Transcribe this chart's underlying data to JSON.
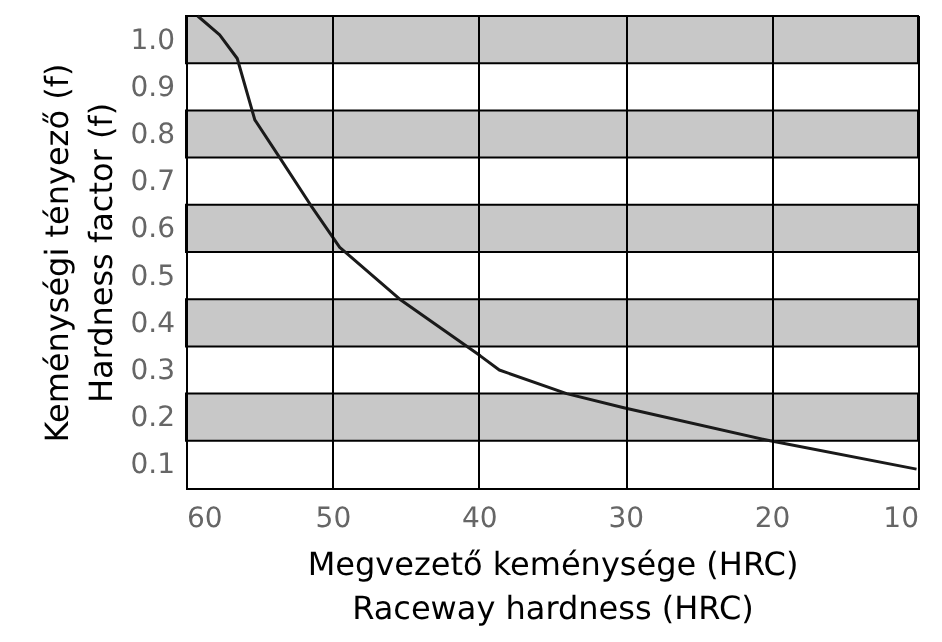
{
  "chart_data": {
    "type": "line",
    "xlabel": "Megvezető keménysége (HRC)\nRaceway hardness (HRC)",
    "ylabel": "Keménységi tényező (f)\nHardness factor (f)",
    "xlim": [
      60,
      10
    ],
    "xticks": [
      60,
      50,
      40,
      30,
      20,
      10
    ],
    "ylim": [
      0.05,
      1.05
    ],
    "yticks": [
      {
        "value": 0.1,
        "label": "0.1"
      },
      {
        "value": 0.2,
        "label": "0.2"
      },
      {
        "value": 0.3,
        "label": "0.3"
      },
      {
        "value": 0.4,
        "label": "0.4"
      },
      {
        "value": 0.5,
        "label": "0.5"
      },
      {
        "value": 0.6,
        "label": "0.6"
      },
      {
        "value": 0.7,
        "label": "0.7"
      },
      {
        "value": 0.8,
        "label": "0.8"
      },
      {
        "value": 0.9,
        "label": "0.9"
      },
      {
        "value": 1,
        "label": "1.0"
      }
    ],
    "grid": "x",
    "bands": [
      {
        "axis": "y",
        "from": 0.95,
        "to": 1.05,
        "color": "#c8c8c8"
      },
      {
        "axis": "y",
        "from": 0.75,
        "to": 0.85,
        "color": "#c8c8c8"
      },
      {
        "axis": "y",
        "from": 0.55,
        "to": 0.65,
        "color": "#c8c8c8"
      },
      {
        "axis": "y",
        "from": 0.35,
        "to": 0.45,
        "color": "#c8c8c8"
      },
      {
        "axis": "y",
        "from": 0.15,
        "to": 0.25,
        "color": "#c8c8c8"
      }
    ],
    "series": [
      {
        "color": "#1a1a1a",
        "x": [
          59.2,
          57.7,
          56.5,
          55.3,
          53.6,
          51.5,
          49.5,
          45.4,
          39.9,
          38.6,
          34.0,
          30.1,
          20.1,
          10.1
        ],
        "values": [
          1.05,
          1.01,
          0.96,
          0.83,
          0.75,
          0.65,
          0.56,
          0.45,
          0.33,
          0.3,
          0.25,
          0.22,
          0.15,
          0.09
        ]
      }
    ]
  }
}
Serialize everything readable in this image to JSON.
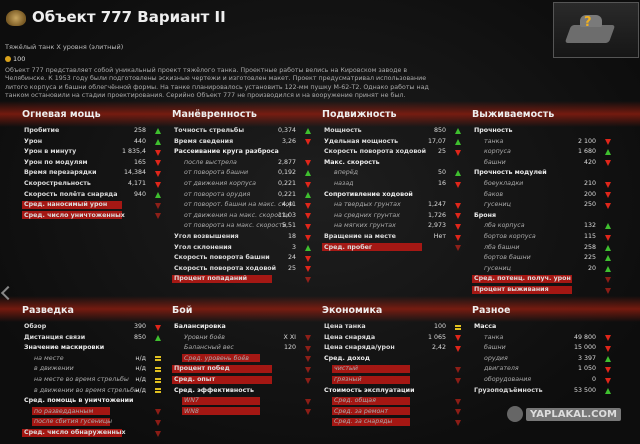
{
  "header": {
    "title": "Объект 777 Вариант II",
    "subtitle": "Тяжёлый танк X уровня (элитный)",
    "gold": "100",
    "description": "Объект 777 представляет собой уникальный проект тяжёлого танка. Проектные работы велись на Кировском заводе в Челябинске. К 1953 году были подготовлены эскизные чертежи и изготовлен макет. Проект предусматривал использование литого корпуса и башни облегчённой формы. На танке планировалось установить 122-мм пушку М-62-Т2. Однако работы над танком остановили на стадии проектирования. Серийно Объект 777 не производился и на вооружение принят не был.",
    "vehicle_icon_label": "?"
  },
  "sections": [
    {
      "title": "Огневая мощь",
      "rows": [
        {
          "label": "Пробитие",
          "value": "258",
          "arrow": "up"
        },
        {
          "label": "Урон",
          "value": "440",
          "arrow": "up"
        },
        {
          "label": "Урон в минуту",
          "value": "1 835,4",
          "arrow": "down"
        },
        {
          "label": "Урон по модулям",
          "value": "165",
          "arrow": "down"
        },
        {
          "label": "Время перезарядки",
          "value": "14,384",
          "arrow": "down"
        },
        {
          "label": "Скорострельность",
          "value": "4,171",
          "arrow": "down"
        },
        {
          "label": "Скорость полёта снаряда",
          "value": "940",
          "arrow": "up"
        },
        {
          "label": "Сред. наносимый урон",
          "kind": "stat"
        },
        {
          "label": "Сред. число уничтоженных",
          "kind": "stat"
        }
      ]
    },
    {
      "title": "Манёвренность",
      "rows": [
        {
          "label": "Точность стрельбы",
          "value": "0,374",
          "arrow": "up"
        },
        {
          "label": "Время сведения",
          "value": "3,26",
          "arrow": "down"
        },
        {
          "label": "Рассеивание круга разброса"
        },
        {
          "label": "после выстрела",
          "value": "2,877",
          "arrow": "down",
          "kind": "sub"
        },
        {
          "label": "от поворота башни",
          "value": "0,192",
          "arrow": "up",
          "kind": "sub"
        },
        {
          "label": "от движения корпуса",
          "value": "0,221",
          "arrow": "down",
          "kind": "sub"
        },
        {
          "label": "от поворота орудия",
          "value": "0,221",
          "arrow": "up",
          "kind": "sub"
        },
        {
          "label": "от поворот. башни на макс. скор.",
          "value": "4,41",
          "arrow": "down",
          "kind": "sub"
        },
        {
          "label": "от движения на макс. скорости",
          "value": "11,03",
          "arrow": "down",
          "kind": "sub"
        },
        {
          "label": "от поворота на макс. скорости",
          "value": "5,51",
          "arrow": "down",
          "kind": "sub"
        },
        {
          "label": "Угол возвышения",
          "value": "18",
          "arrow": "down"
        },
        {
          "label": "Угол склонения",
          "value": "3",
          "arrow": "up"
        },
        {
          "label": "Скорость поворота башни",
          "value": "24",
          "arrow": "down"
        },
        {
          "label": "Скорость поворота ходовой",
          "value": "25",
          "arrow": "down"
        },
        {
          "label": "Процент попаданий",
          "kind": "stat"
        }
      ]
    },
    {
      "title": "Подвижность",
      "rows": [
        {
          "label": "Мощность",
          "value": "850",
          "arrow": "up"
        },
        {
          "label": "Удельная мощность",
          "value": "17,07",
          "arrow": "up"
        },
        {
          "label": "Скорость поворота ходовой",
          "value": "25",
          "arrow": "down"
        },
        {
          "label": "Макс. скорость"
        },
        {
          "label": "вперёд",
          "value": "50",
          "arrow": "up",
          "kind": "sub"
        },
        {
          "label": "назад",
          "value": "16",
          "arrow": "down",
          "kind": "sub"
        },
        {
          "label": "Сопротивление ходовой"
        },
        {
          "label": "на твердых грунтах",
          "value": "1,247",
          "arrow": "down",
          "kind": "sub"
        },
        {
          "label": "на средних грунтах",
          "value": "1,726",
          "arrow": "down",
          "kind": "sub"
        },
        {
          "label": "на мягких грунтах",
          "value": "2,973",
          "arrow": "down",
          "kind": "sub"
        },
        {
          "label": "Вращение на месте",
          "value": "Нет",
          "arrow": "down"
        },
        {
          "label": "Сред. пробег",
          "kind": "stat"
        }
      ]
    },
    {
      "title": "Выживаемость",
      "rows": [
        {
          "label": "Прочность"
        },
        {
          "label": "танка",
          "value": "2 100",
          "arrow": "down",
          "kind": "sub"
        },
        {
          "label": "корпуса",
          "value": "1 680",
          "arrow": "up",
          "kind": "sub"
        },
        {
          "label": "башни",
          "value": "420",
          "arrow": "down",
          "kind": "sub"
        },
        {
          "label": "Прочность модулей"
        },
        {
          "label": "боеукладки",
          "value": "210",
          "arrow": "down",
          "kind": "sub"
        },
        {
          "label": "баков",
          "value": "200",
          "arrow": "down",
          "kind": "sub"
        },
        {
          "label": "гусениц",
          "value": "250",
          "arrow": "down",
          "kind": "sub"
        },
        {
          "label": "Броня"
        },
        {
          "label": "лба корпуса",
          "value": "132",
          "arrow": "up",
          "kind": "sub"
        },
        {
          "label": "бортов корпуса",
          "value": "115",
          "arrow": "down",
          "kind": "sub"
        },
        {
          "label": "лба башни",
          "value": "258",
          "arrow": "up",
          "kind": "sub"
        },
        {
          "label": "бортов башни",
          "value": "225",
          "arrow": "up",
          "kind": "sub"
        },
        {
          "label": "гусениц",
          "value": "20",
          "arrow": "up",
          "kind": "sub"
        },
        {
          "label": "Сред. потенц. получ. урон",
          "kind": "stat"
        },
        {
          "label": "Процент выживания",
          "kind": "stat"
        }
      ]
    },
    {
      "title": "Разведка",
      "rows": [
        {
          "label": "Обзор",
          "value": "390",
          "arrow": "down"
        },
        {
          "label": "Дистанция связи",
          "value": "850",
          "arrow": "up"
        },
        {
          "label": "Значение маскировки"
        },
        {
          "label": "на месте",
          "value": "н/д",
          "arrow": "same",
          "kind": "sub"
        },
        {
          "label": "в движении",
          "value": "н/д",
          "arrow": "same",
          "kind": "sub"
        },
        {
          "label": "на месте во время стрельбы",
          "value": "н/д",
          "arrow": "same",
          "kind": "sub"
        },
        {
          "label": "в движении во время стрельбы",
          "value": "н/д",
          "arrow": "same",
          "kind": "sub"
        },
        {
          "label": "Сред. помощь в уничтожении"
        },
        {
          "label": "по разведданным",
          "kind": "substat"
        },
        {
          "label": "после сбития гусеницы",
          "kind": "substat"
        },
        {
          "label": "Сред. число обнаруженных",
          "kind": "stat"
        }
      ]
    },
    {
      "title": "Бой",
      "rows": [
        {
          "label": "Балансировка"
        },
        {
          "label": "Уровни боёв",
          "value": "X  XI",
          "kind": "sub"
        },
        {
          "label": "Балансный вес",
          "value": "120",
          "kind": "sub"
        },
        {
          "label": "Сред. уровень боёв",
          "kind": "substat"
        },
        {
          "label": "Процент побед",
          "kind": "stat"
        },
        {
          "label": "Сред. опыт",
          "kind": "stat"
        },
        {
          "label": "Сред. эффективность"
        },
        {
          "label": "WN7",
          "kind": "substat"
        },
        {
          "label": "WN8",
          "kind": "substat"
        }
      ]
    },
    {
      "title": "Экономика",
      "rows": [
        {
          "label": "Цена танка",
          "value": "100",
          "arrow": "same"
        },
        {
          "label": "Цена снаряда",
          "value": "1 065",
          "arrow": "down"
        },
        {
          "label": "Цена снаряда/урон",
          "value": "2,42",
          "arrow": "down"
        },
        {
          "label": "Сред. доход"
        },
        {
          "label": "чистый",
          "kind": "substat"
        },
        {
          "label": "грязный",
          "kind": "substat"
        },
        {
          "label": "Стоимость эксплуатации"
        },
        {
          "label": "Сред. общая",
          "kind": "substat"
        },
        {
          "label": "Сред. за ремонт",
          "kind": "substat"
        },
        {
          "label": "Сред. за снаряды",
          "kind": "substat"
        }
      ]
    },
    {
      "title": "Разное",
      "rows": [
        {
          "label": "Масса"
        },
        {
          "label": "танка",
          "value": "49 800",
          "arrow": "down",
          "kind": "sub"
        },
        {
          "label": "башни",
          "value": "15 000",
          "arrow": "down",
          "kind": "sub"
        },
        {
          "label": "орудия",
          "value": "3 397",
          "arrow": "up",
          "kind": "sub"
        },
        {
          "label": "двигателя",
          "value": "1 050",
          "arrow": "down",
          "kind": "sub"
        },
        {
          "label": "оборудования",
          "value": "0",
          "arrow": "down",
          "kind": "sub"
        },
        {
          "label": "Грузоподъёмность",
          "value": "53 500",
          "arrow": "up"
        }
      ]
    }
  ],
  "watermark": "YAPLAKAL.COM"
}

· · · ·

> Work instructions:
The word "Процент" may occur in lines of the records. Report how many such lines there are, giving only the number.

> Solution for this problem:
3